+++ SUPPLIED RECORDS +++

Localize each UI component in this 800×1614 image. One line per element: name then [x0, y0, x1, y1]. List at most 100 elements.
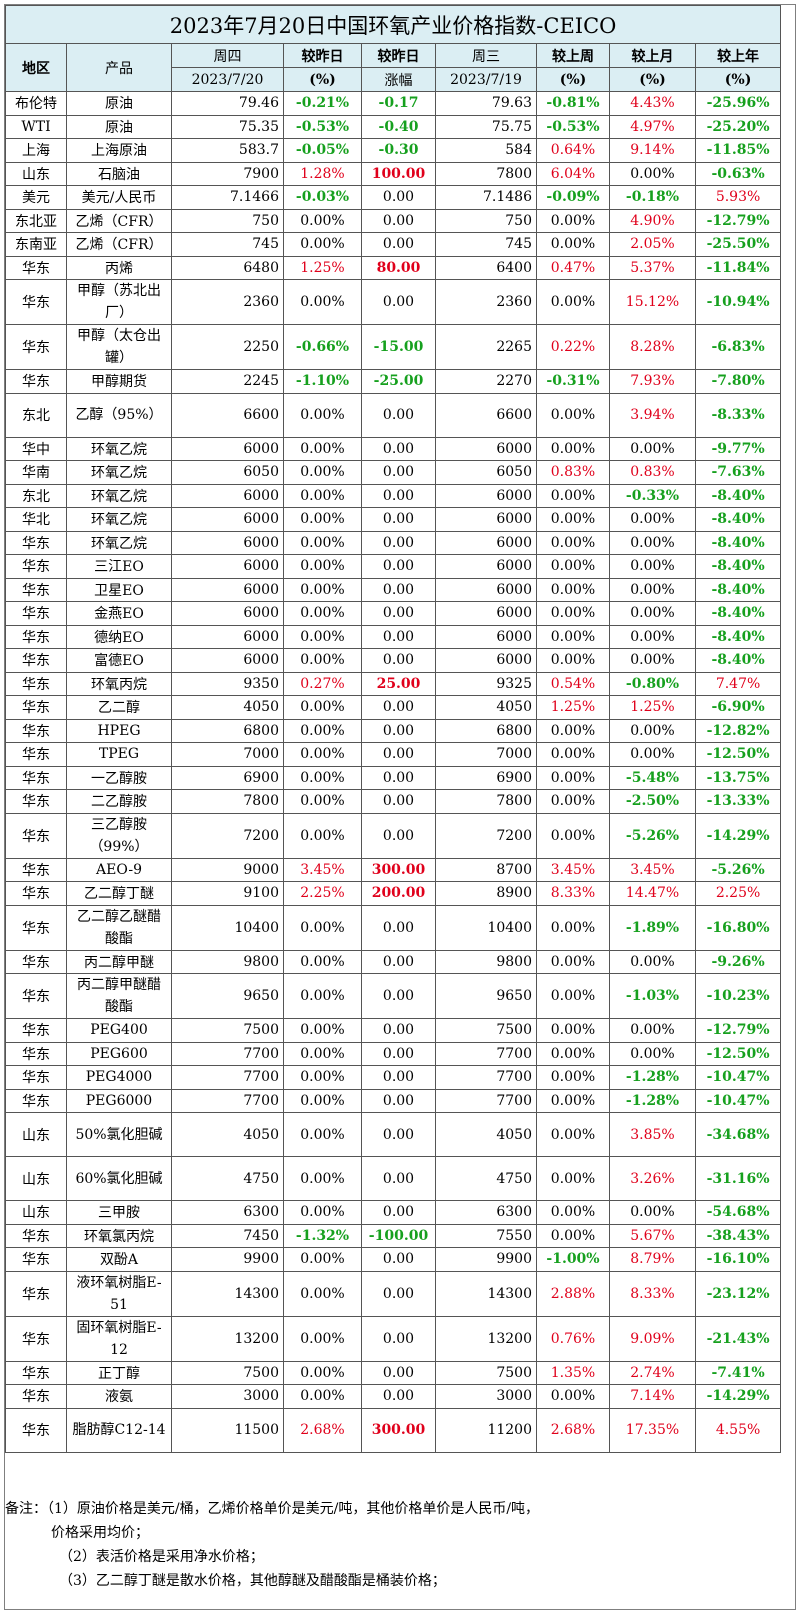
day-pct-cell: -0.05% [283, 138, 362, 163]
day-change-cell: 0.00 [361, 1041, 436, 1066]
month-pct-cell: 7.14% [609, 1384, 696, 1409]
day-pct-cell: 0.00% [283, 232, 362, 257]
week-pct-cell: 0.83% [536, 460, 610, 485]
day-pct-cell: 0.00% [283, 460, 362, 485]
week-pct-cell: 0.00% [536, 624, 610, 649]
year-pct-cell: -8.40% [694, 624, 782, 649]
year-pct-cell: -12.79% [694, 208, 782, 233]
day-pct-cell: 0.00% [283, 1315, 362, 1362]
table-row: 华东 正丁醇 7500 0.00% 0.00 7500 1.35% 2.74% -7.41% [5, 1360, 782, 1385]
product-cell: 60%氯化胆碱 [66, 1156, 172, 1201]
month-pct-cell: 0.00% [609, 624, 696, 649]
product-cell: 甲醇期货 [66, 369, 172, 394]
month-pct-cell: 0.00% [609, 1041, 696, 1066]
week-pct-cell: 0.00% [536, 718, 610, 743]
product-cell: TPEG [66, 742, 172, 767]
product-cell: 液氨 [66, 1384, 172, 1409]
month-pct-cell: -0.80% [609, 671, 696, 696]
region-cell: 华东 [5, 601, 67, 626]
wed-price-cell: 6000 [435, 554, 537, 579]
wed-price-cell: 7800 [435, 161, 537, 186]
thu-price-cell: 9650 [171, 973, 284, 1019]
week-pct-cell: 0.00% [536, 973, 610, 1019]
year-pct-cell: -12.50% [694, 742, 782, 767]
wed-price-cell: 7700 [435, 1088, 537, 1113]
thu-price-cell: 7800 [171, 789, 284, 814]
day-change-cell: 0.00 [361, 279, 436, 325]
product-cell: 环氧乙烷 [66, 483, 172, 508]
table-row: 华东 AEO-9 9000 3.45% 300.00 8700 3.45% 3.45% -5.2… [5, 857, 782, 882]
region-cell: 华东 [5, 671, 67, 696]
region-cell: 美元 [5, 185, 67, 210]
wed-price-cell: 79.63 [435, 91, 537, 116]
header-vs-month: 较上月 [609, 43, 696, 68]
year-pct-cell: -25.20% [694, 114, 782, 139]
product-cell: 卫星EO [66, 577, 172, 602]
year-pct-cell: 2.25% [694, 881, 782, 906]
region-cell: 山东 [5, 161, 67, 186]
thu-price-cell: 6800 [171, 718, 284, 743]
day-pct-cell: 0.00% [283, 742, 362, 767]
region-cell: 华东 [5, 1315, 67, 1362]
day-pct-cell: 0.27% [283, 671, 362, 696]
week-pct-cell: 2.68% [536, 1407, 610, 1453]
day-pct-cell: 1.25% [283, 255, 362, 280]
year-pct-cell: -13.33% [694, 789, 782, 814]
product-cell: PEG4000 [66, 1065, 172, 1090]
day-pct-cell: 0.00% [283, 577, 362, 602]
thu-price-cell: 9350 [171, 671, 284, 696]
day-change-cell: 0.00 [361, 973, 436, 1019]
day-change-cell: -0.17 [361, 91, 436, 116]
wed-price-cell: 584 [435, 138, 537, 163]
day-pct-cell: 0.00% [283, 208, 362, 233]
day-pct-cell: 0.00% [283, 1041, 362, 1066]
week-pct-cell: 0.00% [536, 436, 610, 461]
day-change-cell: 0.00 [361, 624, 436, 649]
month-pct-cell: 0.00% [609, 949, 696, 974]
wed-price-cell: 6800 [435, 718, 537, 743]
product-cell: 环氧乙烷 [66, 436, 172, 461]
page-title: 2023年7月20日中国环氧产业价格指数-CEICO [4, 5, 782, 44]
region-cell: 布伦特 [5, 91, 67, 116]
thu-price-cell: 6000 [171, 483, 284, 508]
year-pct-cell: -34.68% [694, 1112, 782, 1157]
week-pct-cell: 0.00% [536, 1018, 610, 1043]
year-pct-cell: -10.23% [694, 973, 782, 1019]
product-cell: 上海原油 [66, 138, 172, 163]
month-pct-cell: 8.28% [609, 324, 696, 370]
region-cell: 华东 [5, 1065, 67, 1090]
thu-price-cell: 6000 [171, 530, 284, 555]
product-cell: 金燕EO [66, 601, 172, 626]
day-change-cell: 0.00 [361, 1315, 436, 1362]
table-row: 华东 环氧乙烷 6000 0.00% 0.00 6000 0.00% 0.00% -8.40% [5, 530, 782, 555]
table-row: 华东 三江EO 6000 0.00% 0.00 6000 0.00% 0.00% -8.40% [5, 554, 782, 579]
thu-price-cell: 4050 [171, 695, 284, 720]
day-change-cell: 100.00 [361, 161, 436, 186]
day-pct-cell: 0.00% [283, 1112, 362, 1157]
thu-price-cell: 7200 [171, 812, 284, 859]
year-pct-cell: -8.40% [694, 483, 782, 508]
region-cell: 华东 [5, 904, 67, 951]
week-pct-cell: 0.00% [536, 648, 610, 673]
product-cell: 环氧氯丙烷 [66, 1223, 172, 1248]
wed-price-cell: 750 [435, 208, 537, 233]
day-change-cell: 0.00 [361, 483, 436, 508]
product-cell: 脂肪醇C12-14 [66, 1407, 172, 1453]
wed-price-cell: 7500 [435, 1360, 537, 1385]
year-pct-cell: -11.84% [694, 255, 782, 280]
day-pct-cell: -0.66% [283, 324, 362, 370]
month-pct-cell: 9.09% [609, 1315, 696, 1362]
table-row: 华东 乙二醇 4050 0.00% 0.00 4050 1.25% 1.25% -6.90% [5, 695, 782, 720]
product-cell: 环氧丙烷 [66, 671, 172, 696]
header-pct-year: (%) [694, 67, 782, 92]
table-row: 东南亚 乙烯（CFR） 745 0.00% 0.00 745 0.00% 2.05% -25.5… [5, 232, 782, 257]
year-pct-cell: -10.47% [694, 1065, 782, 1090]
thu-price-cell: 9800 [171, 949, 284, 974]
note-line: （2）表活价格是采用净水价格； [59, 1549, 264, 1565]
wed-price-cell: 745 [435, 232, 537, 257]
table-row: 华东 一乙醇胺 6900 0.00% 0.00 6900 0.00% -5.48% -13.75… [5, 765, 782, 790]
table-row: 华东 乙二醇丁醚 9100 2.25% 200.00 8900 8.33% 14.47% 2.2… [5, 881, 782, 906]
wed-price-cell: 6400 [435, 255, 537, 280]
thu-price-cell: 7500 [171, 1360, 284, 1385]
region-cell: 华东 [5, 1041, 67, 1066]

+++

**WHAT YOU ARE ASKED TO DO**
From the data above, return each line that contains the string "header".

**CORRECT ANSWER**
header-vs-month: 较上月 [609, 43, 696, 68]
header-pct-year: (%) [694, 67, 782, 92]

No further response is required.